Problem requirements -
Reproduce all the entries exactly.

======== Data for this exercise ========

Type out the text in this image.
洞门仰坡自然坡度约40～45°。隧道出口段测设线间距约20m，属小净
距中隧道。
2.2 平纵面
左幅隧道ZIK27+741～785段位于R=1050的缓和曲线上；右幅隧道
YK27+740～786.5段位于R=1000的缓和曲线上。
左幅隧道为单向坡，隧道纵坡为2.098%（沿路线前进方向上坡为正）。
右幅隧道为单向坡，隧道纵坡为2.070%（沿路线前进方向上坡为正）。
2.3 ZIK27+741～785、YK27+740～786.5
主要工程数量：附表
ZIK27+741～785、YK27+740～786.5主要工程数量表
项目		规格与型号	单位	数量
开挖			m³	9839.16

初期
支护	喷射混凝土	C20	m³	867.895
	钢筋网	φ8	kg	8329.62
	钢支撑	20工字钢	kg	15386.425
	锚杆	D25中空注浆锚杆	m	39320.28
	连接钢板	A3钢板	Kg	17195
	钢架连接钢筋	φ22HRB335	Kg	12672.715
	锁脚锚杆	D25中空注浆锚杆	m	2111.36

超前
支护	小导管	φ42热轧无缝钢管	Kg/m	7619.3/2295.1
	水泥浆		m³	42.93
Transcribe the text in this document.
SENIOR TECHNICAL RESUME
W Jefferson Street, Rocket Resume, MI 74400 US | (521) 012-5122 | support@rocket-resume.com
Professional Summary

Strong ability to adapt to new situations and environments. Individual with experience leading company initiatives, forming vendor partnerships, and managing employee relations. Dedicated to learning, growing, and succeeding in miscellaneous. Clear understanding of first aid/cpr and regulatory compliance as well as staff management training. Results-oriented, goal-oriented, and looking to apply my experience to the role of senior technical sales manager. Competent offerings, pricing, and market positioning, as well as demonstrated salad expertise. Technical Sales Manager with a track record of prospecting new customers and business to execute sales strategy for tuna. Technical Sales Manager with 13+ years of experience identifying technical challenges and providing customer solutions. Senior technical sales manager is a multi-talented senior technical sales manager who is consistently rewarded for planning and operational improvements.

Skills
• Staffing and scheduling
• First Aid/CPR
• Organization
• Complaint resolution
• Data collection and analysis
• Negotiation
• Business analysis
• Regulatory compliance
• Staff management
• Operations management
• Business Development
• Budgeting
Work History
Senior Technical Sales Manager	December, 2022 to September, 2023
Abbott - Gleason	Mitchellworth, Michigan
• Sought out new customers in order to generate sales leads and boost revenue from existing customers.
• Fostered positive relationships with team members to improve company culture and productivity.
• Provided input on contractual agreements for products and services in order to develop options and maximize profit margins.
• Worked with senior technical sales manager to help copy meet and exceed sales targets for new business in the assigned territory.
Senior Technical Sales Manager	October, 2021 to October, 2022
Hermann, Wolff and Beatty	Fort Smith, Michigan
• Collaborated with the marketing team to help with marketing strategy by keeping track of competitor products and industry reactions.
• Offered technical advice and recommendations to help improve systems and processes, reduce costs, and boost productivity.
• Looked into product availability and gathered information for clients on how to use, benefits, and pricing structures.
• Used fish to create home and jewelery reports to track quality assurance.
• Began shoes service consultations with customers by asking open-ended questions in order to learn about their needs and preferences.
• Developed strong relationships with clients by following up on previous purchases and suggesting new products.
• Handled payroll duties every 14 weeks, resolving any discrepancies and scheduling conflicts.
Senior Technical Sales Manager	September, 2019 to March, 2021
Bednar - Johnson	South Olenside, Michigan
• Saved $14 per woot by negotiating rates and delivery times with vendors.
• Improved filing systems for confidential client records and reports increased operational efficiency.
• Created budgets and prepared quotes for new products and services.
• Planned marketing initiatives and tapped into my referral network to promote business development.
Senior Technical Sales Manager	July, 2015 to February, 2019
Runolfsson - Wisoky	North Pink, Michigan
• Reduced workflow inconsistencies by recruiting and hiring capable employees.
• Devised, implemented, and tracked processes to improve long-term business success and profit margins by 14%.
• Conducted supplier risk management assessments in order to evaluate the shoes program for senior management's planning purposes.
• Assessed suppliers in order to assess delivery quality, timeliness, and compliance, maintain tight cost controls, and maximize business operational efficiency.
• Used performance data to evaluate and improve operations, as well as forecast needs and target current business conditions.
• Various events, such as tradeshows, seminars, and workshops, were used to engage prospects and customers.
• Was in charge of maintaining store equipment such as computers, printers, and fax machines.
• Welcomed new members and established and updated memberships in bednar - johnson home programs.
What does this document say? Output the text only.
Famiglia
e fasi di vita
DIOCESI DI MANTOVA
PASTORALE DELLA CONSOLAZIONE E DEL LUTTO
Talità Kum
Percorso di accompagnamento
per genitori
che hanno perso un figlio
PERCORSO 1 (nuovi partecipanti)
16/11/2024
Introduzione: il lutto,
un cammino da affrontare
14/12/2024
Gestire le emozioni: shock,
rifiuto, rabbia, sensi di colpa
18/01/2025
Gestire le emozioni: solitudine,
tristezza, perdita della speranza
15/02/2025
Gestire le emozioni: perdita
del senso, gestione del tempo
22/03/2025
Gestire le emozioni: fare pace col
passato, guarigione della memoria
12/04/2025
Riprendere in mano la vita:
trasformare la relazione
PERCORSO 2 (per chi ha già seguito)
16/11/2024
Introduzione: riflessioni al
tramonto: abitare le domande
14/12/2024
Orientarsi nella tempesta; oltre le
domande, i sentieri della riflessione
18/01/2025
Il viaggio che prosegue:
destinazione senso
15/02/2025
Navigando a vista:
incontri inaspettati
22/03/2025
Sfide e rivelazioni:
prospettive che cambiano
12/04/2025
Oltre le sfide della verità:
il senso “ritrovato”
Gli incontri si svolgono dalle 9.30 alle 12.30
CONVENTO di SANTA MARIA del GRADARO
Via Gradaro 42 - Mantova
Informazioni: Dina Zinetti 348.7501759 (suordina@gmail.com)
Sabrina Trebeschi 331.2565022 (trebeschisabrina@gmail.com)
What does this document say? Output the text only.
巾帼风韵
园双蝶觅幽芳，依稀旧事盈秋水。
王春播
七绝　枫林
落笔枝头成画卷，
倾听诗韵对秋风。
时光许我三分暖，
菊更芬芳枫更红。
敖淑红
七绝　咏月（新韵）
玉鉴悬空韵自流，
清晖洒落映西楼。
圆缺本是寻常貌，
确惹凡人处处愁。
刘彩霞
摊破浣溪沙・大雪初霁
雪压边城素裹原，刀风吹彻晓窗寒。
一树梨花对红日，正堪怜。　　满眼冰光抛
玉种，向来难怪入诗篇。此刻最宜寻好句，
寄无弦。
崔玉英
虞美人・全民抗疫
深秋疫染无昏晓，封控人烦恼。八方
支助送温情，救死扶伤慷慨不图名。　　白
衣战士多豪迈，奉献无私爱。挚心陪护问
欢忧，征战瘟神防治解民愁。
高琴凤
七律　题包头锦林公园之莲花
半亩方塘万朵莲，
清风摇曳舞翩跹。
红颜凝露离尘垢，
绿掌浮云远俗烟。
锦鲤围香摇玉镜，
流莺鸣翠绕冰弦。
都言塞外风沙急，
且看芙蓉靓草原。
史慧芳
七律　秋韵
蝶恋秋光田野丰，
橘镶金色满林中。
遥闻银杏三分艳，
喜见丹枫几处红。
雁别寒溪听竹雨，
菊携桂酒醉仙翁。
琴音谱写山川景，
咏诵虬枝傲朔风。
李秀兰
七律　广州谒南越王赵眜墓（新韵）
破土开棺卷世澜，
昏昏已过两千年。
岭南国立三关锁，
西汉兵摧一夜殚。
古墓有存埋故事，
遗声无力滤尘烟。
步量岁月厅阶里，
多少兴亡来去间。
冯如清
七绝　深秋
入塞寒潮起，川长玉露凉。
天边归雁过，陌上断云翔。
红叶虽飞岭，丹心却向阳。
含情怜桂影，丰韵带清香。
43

========

Answer to the task -
Type out the text in this image.
洞门仰坡自然坡度约40～45°。隧道出口段测设线间距约20m，属小净
距中隧道。
2.2 平纵面
左幅隧道ZIK27+741～785段位于R=1050的缓和曲线上；右幅隧道
YK27+740～786.5段位于R=1000的缓和曲线上。
左幅隧道为单向坡，隧道纵坡为2.098%（沿路线前进方向上坡为正）。
右幅隧道为单向坡，隧道纵坡为2.070%（沿路线前进方向上坡为正）。
2.3 ZIK27+741～785、YK27+740～786.5
主要工程数量：附表
ZIK27+741～785、YK27+740～786.5主要工程数量表
项目		规格与型号	单位	数量
开挖			m³	9839.16

初期
支护	喷射混凝土	C20	m³	867.895
	钢筋网	φ8	kg	8329.62
	钢支撑	20工字钢	kg	15386.425
	锚杆	D25中空注浆锚杆	m	39320.28
	连接钢板	A3钢板	Kg	17195
	钢架连接钢筋	φ22HRB335	Kg	12672.715
	锁脚锚杆	D25中空注浆锚杆	m	2111.36

超前
支护	小导管	φ42热轧无缝钢管	Kg/m	7619.3/2295.1
	水泥浆		m³	42.93
Transcribe the text in this document.
SENIOR TECHNICAL RESUME
W Jefferson Street, Rocket Resume, MI 74400 US | (521) 012-5122 | support@rocket-resume.com
Professional Summary

Strong ability to adapt to new situations and environments. Individual with experience leading company initiatives, forming vendor partnerships, and managing employee relations. Dedicated to learning, growing, and succeeding in miscellaneous. Clear understanding of first aid/cpr and regulatory compliance as well as staff management training. Results-oriented, goal-oriented, and looking to apply my experience to the role of senior technical sales manager. Competent offerings, pricing, and market positioning, as well as demonstrated salad expertise. Technical Sales Manager with a track record of prospecting new customers and business to execute sales strategy for tuna. Technical Sales Manager with 13+ years of experience identifying technical challenges and providing customer solutions. Senior technical sales manager is a multi-talented senior technical sales manager who is consistently rewarded for planning and operational improvements.

Skills
• Staffing and scheduling
• First Aid/CPR
• Organization
• Complaint resolution
• Data collection and analysis
• Negotiation
• Business analysis
• Regulatory compliance
• Staff management
• Operations management
• Business Development
• Budgeting
Work History
Senior Technical Sales Manager	December, 2022 to September, 2023
Abbott - Gleason	Mitchellworth, Michigan
• Sought out new customers in order to generate sales leads and boost revenue from existing customers.
• Fostered positive relationships with team members to improve company culture and productivity.
• Provided input on contractual agreements for products and services in order to develop options and maximize profit margins.
• Worked with senior technical sales manager to help copy meet and exceed sales targets for new business in the assigned territory.
Senior Technical Sales Manager	October, 2021 to October, 2022
Hermann, Wolff and Beatty	Fort Smith, Michigan
• Collaborated with the marketing team to help with marketing strategy by keeping track of competitor products and industry reactions.
• Offered technical advice and recommendations to help improve systems and processes, reduce costs, and boost productivity.
• Looked into product availability and gathered information for clients on how to use, benefits, and pricing structures.
• Used fish to create home and jewelery reports to track quality assurance.
• Began shoes service consultations with customers by asking open-ended questions in order to learn about their needs and preferences.
• Developed strong relationships with clients by following up on previous purchases and suggesting new products.
• Handled payroll duties every 14 weeks, resolving any discrepancies and scheduling conflicts.
Senior Technical Sales Manager	September, 2019 to March, 2021
Bednar - Johnson	South Olenside, Michigan
• Saved $14 per woot by negotiating rates and delivery times with vendors.
• Improved filing systems for confidential client records and reports increased operational efficiency.
• Created budgets and prepared quotes for new products and services.
• Planned marketing initiatives and tapped into my referral network to promote business development.
Senior Technical Sales Manager	July, 2015 to February, 2019
Runolfsson - Wisoky	North Pink, Michigan
• Reduced workflow inconsistencies by recruiting and hiring capable employees.
• Devised, implemented, and tracked processes to improve long-term business success and profit margins by 14%.
• Conducted supplier risk management assessments in order to evaluate the shoes program for senior management's planning purposes.
• Assessed suppliers in order to assess delivery quality, timeliness, and compliance, maintain tight cost controls, and maximize business operational efficiency.
• Used performance data to evaluate and improve operations, as well as forecast needs and target current business conditions.
• Various events, such as tradeshows, seminars, and workshops, were used to engage prospects and customers.
• Was in charge of maintaining store equipment such as computers, printers, and fax machines.
• Welcomed new members and established and updated memberships in bednar - johnson home programs.
What does this document say? Output the text only.
Famiglia
e fasi di vita
DIOCESI DI MANTOVA
PASTORALE DELLA CONSOLAZIONE E DEL LUTTO
Talità Kum
Percorso di accompagnamento
per genitori
che hanno perso un figlio
PERCORSO 1 (nuovi partecipanti)
16/11/2024
Introduzione: il lutto,
un cammino da affrontare
14/12/2024
Gestire le emozioni: shock,
rifiuto, rabbia, sensi di colpa
18/01/2025
Gestire le emozioni: solitudine,
tristezza, perdita della speranza
15/02/2025
Gestire le emozioni: perdita
del senso, gestione del tempo
22/03/2025
Gestire le emozioni: fare pace col
passato, guarigione della memoria
12/04/2025
Riprendere in mano la vita:
trasformare la relazione
PERCORSO 2 (per chi ha già seguito)
16/11/2024
Introduzione: riflessioni al
tramonto: abitare le domande
14/12/2024
Orientarsi nella tempesta; oltre le
domande, i sentieri della riflessione
18/01/2025
Il viaggio che prosegue:
destinazione senso
15/02/2025
Navigando a vista:
incontri inaspettati
22/03/2025
Sfide e rivelazioni:
prospettive che cambiano
12/04/2025
Oltre le sfide della verità:
il senso “ritrovato”
Gli incontri si svolgono dalle 9.30 alle 12.30
CONVENTO di SANTA MARIA del GRADARO
Via Gradaro 42 - Mantova
Informazioni: Dina Zinetti 348.7501759 (suordina@gmail.com)
Sabrina Trebeschi 331.2565022 (trebeschisabrina@gmail.com)
What does this document say? Output the text only.
巾帼风韵
园双蝶觅幽芳，依稀旧事盈秋水。
王春播
七绝　枫林
落笔枝头成画卷，
倾听诗韵对秋风。
时光许我三分暖，
菊更芬芳枫更红。
敖淑红
七绝　咏月（新韵）
玉鉴悬空韵自流，
清晖洒落映西楼。
圆缺本是寻常貌，
确惹凡人处处愁。
刘彩霞
摊破浣溪沙・大雪初霁
雪压边城素裹原，刀风吹彻晓窗寒。
一树梨花对红日，正堪怜。　　满眼冰光抛
玉种，向来难怪入诗篇。此刻最宜寻好句，
寄无弦。
崔玉英
虞美人・全民抗疫
深秋疫染无昏晓，封控人烦恼。八方
支助送温情，救死扶伤慷慨不图名。　　白
衣战士多豪迈，奉献无私爱。挚心陪护问
欢忧，征战瘟神防治解民愁。
高琴凤
七律　题包头锦林公园之莲花
半亩方塘万朵莲，
清风摇曳舞翩跹。
红颜凝露离尘垢，
绿掌浮云远俗烟。
锦鲤围香摇玉镜，
流莺鸣翠绕冰弦。
都言塞外风沙急，
且看芙蓉靓草原。
史慧芳
七律　秋韵
蝶恋秋光田野丰，
橘镶金色满林中。
遥闻银杏三分艳，
喜见丹枫几处红。
雁别寒溪听竹雨，
菊携桂酒醉仙翁。
琴音谱写山川景，
咏诵虬枝傲朔风。
李秀兰
七律　广州谒南越王赵眜墓（新韵）
破土开棺卷世澜，
昏昏已过两千年。
岭南国立三关锁，
西汉兵摧一夜殚。
古墓有存埋故事，
遗声无力滤尘烟。
步量岁月厅阶里，
多少兴亡来去间。
冯如清
七绝　深秋
入塞寒潮起，川长玉露凉。
天边归雁过，陌上断云翔。
红叶虽飞岭，丹心却向阳。
含情怜桂影，丰韵带清香。
43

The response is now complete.